-- Begin Given data --

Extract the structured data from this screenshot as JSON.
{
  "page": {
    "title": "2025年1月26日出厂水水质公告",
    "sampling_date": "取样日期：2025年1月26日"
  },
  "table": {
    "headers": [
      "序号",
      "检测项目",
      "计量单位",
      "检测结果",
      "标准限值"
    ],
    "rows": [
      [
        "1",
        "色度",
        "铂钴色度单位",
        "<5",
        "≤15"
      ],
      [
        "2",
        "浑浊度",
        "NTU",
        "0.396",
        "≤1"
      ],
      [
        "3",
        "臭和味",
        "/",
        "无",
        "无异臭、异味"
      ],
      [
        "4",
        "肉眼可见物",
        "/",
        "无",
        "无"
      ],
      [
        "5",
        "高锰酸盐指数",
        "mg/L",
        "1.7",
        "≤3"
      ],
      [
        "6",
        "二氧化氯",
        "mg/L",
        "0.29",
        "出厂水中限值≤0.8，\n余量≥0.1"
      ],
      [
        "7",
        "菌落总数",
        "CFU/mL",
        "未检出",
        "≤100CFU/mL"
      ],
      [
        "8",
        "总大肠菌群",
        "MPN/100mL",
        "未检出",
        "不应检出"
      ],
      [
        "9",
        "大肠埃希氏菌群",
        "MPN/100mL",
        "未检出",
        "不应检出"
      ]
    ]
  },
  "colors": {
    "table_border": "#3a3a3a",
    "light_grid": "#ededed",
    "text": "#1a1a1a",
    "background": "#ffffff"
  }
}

-- End Given data --
-- Begin Given data --

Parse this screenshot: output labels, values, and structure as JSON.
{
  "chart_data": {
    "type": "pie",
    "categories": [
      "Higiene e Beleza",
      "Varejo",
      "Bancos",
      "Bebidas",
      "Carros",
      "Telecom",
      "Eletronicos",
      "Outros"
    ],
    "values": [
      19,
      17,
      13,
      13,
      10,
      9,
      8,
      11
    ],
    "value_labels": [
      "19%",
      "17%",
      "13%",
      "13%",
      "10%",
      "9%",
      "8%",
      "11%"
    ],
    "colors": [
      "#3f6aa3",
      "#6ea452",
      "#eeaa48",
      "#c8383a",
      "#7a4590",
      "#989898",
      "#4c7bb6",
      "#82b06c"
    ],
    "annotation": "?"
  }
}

-- End Given data --

* _Work to complete_
Copy each line above where the string "this" occurs.

* _Full output_
Extract the structured data from this screenshot as JSON.
Parse this screenshot: output labels, values, and structure as JSON.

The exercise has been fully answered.